§ **Extract to read**:
Content starts

We start restoring the natural resources that we have destroyed

The Indian Express , Thursday, October 20, 2005
Correspondent : R.K. Pachauri
India empowered to me means a country that has succeeded in reviving and restoring its badly depleted ecological and natural wealth. India’s record of managing its natural resources leaves a dismal trail of serious degradation and damage, which affects the livelihoods and economic well-being of all its people. All our rivers have been polluted to a level that does not even permit washing of clothes.

It was not too long ago that one could drink water flowing in a river without any threat of serious disease or toxic effects. Today, we have a large industry that produces bottled water, the value of which counts as part of our GDP. Indeed, it is sad that we carry out a number of economic activities, all of which are accounted for in the measurement of our economic output, while imposing a huge social cost on our natural resources.

Restoring India’s natural wealth is not the wild-eyed dream of environmental idealists. It is an economic imperative. Nature provides us with a flow of services on which all economic activities depend critically. TERI carried out a major project, which was completed in 1997 on the eve of celebrations for 50 years of independence, in which a rigorous estimation of the damage and degradation of India’s natural resources in the first 50 years of independence was attempted.

In economic terms, this amounted to over 10% loss of the country’s GDP, including high levels of sickness from air and water pollution. Air pollution, for instance, results in high levels of sickness, which lead to absenteeism and loss of productivity, which can be estimated. To these can be added the cost of medical treatment and health care resulting from the effects of air pollution.

Content ends

§ **Dataset entries**:
Content starts

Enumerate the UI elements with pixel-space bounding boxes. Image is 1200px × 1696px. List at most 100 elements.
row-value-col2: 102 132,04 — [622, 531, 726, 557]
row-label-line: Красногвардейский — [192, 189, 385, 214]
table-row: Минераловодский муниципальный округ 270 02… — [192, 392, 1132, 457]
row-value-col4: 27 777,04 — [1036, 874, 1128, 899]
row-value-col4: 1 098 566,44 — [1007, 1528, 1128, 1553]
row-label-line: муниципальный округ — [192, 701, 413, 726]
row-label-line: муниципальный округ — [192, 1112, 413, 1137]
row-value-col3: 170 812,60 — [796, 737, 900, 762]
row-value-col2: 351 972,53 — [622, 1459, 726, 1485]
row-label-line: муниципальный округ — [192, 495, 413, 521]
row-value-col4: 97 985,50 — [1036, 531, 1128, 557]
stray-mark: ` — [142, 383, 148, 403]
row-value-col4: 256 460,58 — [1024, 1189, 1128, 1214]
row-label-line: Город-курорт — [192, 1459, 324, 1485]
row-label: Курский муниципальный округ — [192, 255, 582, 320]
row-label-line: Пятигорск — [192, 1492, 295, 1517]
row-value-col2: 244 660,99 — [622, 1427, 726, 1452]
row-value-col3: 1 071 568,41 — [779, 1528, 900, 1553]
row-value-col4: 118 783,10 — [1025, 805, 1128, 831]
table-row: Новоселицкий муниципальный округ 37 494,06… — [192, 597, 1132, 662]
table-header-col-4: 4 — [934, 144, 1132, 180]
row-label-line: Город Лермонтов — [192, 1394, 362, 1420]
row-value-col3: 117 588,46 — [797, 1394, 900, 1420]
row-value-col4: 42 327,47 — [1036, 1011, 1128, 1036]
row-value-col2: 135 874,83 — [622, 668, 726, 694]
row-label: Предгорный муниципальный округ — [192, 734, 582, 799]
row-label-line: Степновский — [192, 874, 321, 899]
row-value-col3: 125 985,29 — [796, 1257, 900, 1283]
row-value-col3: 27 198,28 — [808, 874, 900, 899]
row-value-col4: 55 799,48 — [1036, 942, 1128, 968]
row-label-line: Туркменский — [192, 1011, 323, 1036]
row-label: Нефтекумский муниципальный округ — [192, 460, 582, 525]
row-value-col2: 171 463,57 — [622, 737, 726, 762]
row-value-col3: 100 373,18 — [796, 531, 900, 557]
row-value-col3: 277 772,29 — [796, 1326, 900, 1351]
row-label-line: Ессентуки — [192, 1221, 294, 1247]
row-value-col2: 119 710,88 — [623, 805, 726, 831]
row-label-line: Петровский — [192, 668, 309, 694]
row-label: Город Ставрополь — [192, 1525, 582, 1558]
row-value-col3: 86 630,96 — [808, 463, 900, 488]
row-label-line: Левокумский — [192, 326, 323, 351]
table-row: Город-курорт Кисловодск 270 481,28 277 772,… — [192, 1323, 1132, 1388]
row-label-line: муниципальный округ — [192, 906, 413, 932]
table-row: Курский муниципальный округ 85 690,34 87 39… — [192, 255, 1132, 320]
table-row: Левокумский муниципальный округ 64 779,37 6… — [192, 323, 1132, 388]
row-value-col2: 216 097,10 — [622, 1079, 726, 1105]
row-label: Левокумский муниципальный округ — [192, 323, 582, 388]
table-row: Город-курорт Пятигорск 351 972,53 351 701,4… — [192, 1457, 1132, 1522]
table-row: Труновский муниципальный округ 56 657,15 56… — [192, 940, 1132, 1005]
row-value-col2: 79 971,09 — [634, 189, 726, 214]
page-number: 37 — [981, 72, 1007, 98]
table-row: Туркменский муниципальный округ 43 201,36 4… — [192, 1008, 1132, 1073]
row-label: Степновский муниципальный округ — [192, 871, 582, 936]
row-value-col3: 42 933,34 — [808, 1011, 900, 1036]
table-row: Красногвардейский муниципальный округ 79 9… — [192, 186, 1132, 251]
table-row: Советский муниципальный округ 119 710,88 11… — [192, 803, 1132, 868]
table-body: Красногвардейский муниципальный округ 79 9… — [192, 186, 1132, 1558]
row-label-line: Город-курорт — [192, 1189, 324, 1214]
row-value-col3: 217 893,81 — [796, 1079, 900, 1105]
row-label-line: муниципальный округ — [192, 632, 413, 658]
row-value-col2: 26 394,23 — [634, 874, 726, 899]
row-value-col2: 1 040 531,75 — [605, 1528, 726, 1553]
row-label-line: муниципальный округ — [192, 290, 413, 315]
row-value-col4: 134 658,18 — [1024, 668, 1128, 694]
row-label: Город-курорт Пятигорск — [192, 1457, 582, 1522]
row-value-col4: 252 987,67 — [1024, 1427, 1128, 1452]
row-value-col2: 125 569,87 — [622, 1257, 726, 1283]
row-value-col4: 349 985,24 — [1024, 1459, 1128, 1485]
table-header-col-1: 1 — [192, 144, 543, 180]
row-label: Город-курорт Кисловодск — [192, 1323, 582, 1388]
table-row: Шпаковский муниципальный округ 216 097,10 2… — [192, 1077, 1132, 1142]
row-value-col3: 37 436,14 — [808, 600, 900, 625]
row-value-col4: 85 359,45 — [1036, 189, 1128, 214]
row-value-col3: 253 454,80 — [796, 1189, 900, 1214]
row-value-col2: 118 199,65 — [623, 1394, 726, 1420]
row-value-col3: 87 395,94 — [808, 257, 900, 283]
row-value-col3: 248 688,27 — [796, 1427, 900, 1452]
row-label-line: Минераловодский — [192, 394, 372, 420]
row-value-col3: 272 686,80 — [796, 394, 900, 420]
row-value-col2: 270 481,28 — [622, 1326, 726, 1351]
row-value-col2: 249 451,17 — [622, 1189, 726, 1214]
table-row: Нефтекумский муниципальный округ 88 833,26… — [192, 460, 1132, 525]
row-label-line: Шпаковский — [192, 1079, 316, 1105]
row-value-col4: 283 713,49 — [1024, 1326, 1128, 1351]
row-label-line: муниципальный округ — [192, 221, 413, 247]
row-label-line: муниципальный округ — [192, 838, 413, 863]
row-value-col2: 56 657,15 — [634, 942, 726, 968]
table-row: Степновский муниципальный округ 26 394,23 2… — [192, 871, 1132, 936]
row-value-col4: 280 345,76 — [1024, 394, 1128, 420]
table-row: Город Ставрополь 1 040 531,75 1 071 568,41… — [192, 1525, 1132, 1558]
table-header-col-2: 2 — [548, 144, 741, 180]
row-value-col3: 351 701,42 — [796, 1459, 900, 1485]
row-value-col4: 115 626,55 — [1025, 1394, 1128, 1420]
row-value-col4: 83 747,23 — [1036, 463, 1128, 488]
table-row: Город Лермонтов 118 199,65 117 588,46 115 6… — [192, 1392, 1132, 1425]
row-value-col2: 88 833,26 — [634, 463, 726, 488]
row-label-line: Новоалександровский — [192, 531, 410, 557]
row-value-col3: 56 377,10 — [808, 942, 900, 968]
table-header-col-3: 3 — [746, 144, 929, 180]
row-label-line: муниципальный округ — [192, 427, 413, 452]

Content ends

§ **Problems to work on**:
**1.** According to the article on restoring India's natural wealth, when was TERI's major project completed?
**2.** List every consequence or cost of air pollution named in the article on restoring India's natural wealth.
The data comes from a source unrelated to the article.

§ **Solutions**:
**1.** It was completed in 1997, on the eve of celebrations for 50 years of independence.

**2.**
- High levels of sickness
- Absenteeism
- Loss of productivity
- The cost of medical treatment and health care